### STATED TASK
Gather every line below that contains the string "colorbar" and copy each one out in full.

### DATASET ROWS
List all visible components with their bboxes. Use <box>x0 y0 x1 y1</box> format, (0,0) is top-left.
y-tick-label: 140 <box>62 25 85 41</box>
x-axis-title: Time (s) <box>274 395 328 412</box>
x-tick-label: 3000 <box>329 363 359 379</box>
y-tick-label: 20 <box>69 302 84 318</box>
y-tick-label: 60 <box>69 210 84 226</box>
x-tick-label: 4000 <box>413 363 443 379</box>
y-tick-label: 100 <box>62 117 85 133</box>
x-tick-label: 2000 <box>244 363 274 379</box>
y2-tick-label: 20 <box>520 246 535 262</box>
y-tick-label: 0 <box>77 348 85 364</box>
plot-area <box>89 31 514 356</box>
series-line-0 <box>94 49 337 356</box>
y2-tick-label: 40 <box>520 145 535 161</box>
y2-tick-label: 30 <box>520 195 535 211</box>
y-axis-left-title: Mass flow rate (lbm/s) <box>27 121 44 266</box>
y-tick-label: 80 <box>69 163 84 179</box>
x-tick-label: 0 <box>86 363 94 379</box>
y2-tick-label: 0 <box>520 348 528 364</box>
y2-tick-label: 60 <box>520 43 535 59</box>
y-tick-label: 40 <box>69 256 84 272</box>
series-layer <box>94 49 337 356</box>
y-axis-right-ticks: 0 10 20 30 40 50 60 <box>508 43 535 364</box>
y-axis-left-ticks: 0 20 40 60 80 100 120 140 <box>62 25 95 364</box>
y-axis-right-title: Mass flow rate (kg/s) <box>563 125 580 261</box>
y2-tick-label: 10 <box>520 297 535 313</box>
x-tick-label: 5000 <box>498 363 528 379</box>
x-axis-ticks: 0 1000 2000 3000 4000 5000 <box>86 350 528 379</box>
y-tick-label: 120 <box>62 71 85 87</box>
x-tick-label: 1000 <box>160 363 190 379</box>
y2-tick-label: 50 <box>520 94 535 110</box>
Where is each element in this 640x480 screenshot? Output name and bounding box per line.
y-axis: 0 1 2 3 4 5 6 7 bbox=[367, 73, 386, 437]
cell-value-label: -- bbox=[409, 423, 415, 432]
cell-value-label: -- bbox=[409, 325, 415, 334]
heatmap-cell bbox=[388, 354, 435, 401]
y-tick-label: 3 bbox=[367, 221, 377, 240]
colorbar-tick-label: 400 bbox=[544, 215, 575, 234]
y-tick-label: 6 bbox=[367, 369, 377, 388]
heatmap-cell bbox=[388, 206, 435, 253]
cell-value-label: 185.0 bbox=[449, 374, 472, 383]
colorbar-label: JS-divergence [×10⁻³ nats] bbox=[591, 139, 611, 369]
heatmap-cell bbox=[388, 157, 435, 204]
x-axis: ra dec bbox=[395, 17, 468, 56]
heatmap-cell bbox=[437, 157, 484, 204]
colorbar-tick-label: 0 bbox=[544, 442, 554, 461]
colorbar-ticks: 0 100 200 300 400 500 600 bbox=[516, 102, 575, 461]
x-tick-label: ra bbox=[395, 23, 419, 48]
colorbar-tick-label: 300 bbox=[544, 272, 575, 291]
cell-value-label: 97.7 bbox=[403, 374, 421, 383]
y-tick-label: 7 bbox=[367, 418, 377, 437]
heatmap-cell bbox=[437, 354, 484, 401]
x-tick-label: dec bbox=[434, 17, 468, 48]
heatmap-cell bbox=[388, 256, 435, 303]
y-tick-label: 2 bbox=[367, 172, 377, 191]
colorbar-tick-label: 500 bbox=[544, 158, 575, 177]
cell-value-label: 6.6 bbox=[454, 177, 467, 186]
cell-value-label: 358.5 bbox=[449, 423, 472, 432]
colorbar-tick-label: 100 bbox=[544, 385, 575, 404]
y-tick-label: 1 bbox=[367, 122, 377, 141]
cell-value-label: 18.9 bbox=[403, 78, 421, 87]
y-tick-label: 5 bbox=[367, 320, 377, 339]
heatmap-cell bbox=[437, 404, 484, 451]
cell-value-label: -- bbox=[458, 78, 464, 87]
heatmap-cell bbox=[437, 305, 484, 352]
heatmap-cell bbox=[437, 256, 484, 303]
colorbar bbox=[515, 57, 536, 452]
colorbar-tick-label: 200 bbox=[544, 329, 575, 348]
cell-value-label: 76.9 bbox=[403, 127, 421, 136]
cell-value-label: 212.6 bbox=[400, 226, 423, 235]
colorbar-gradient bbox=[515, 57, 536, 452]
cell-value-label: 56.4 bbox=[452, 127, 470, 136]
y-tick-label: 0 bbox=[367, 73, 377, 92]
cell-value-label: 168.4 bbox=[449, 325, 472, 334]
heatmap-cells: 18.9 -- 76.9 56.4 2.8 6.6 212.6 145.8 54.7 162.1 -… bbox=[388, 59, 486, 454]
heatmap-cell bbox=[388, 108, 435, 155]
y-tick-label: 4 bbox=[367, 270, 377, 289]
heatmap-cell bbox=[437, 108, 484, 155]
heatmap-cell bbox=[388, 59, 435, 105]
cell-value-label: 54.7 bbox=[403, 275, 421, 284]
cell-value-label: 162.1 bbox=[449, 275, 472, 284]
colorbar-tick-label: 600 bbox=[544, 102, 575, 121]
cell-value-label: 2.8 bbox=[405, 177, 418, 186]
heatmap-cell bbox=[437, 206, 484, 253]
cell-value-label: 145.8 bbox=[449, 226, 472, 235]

### ANSWER IN FULL
colorbar-tick-label: 400 bbox=[544, 215, 575, 234]
colorbar-label: JS-divergence [×10⁻³ nats] bbox=[591, 139, 611, 369]
colorbar-tick-label: 0 bbox=[544, 442, 554, 461]
colorbar-ticks: 0 100 200 300 400 500 600 bbox=[516, 102, 575, 461]
colorbar-tick-label: 300 bbox=[544, 272, 575, 291]
colorbar-tick-label: 500 bbox=[544, 158, 575, 177]
colorbar-tick-label: 100 bbox=[544, 385, 575, 404]
colorbar bbox=[515, 57, 536, 452]
colorbar-tick-label: 200 bbox=[544, 329, 575, 348]
colorbar-gradient bbox=[515, 57, 536, 452]
colorbar-tick-label: 600 bbox=[544, 102, 575, 121]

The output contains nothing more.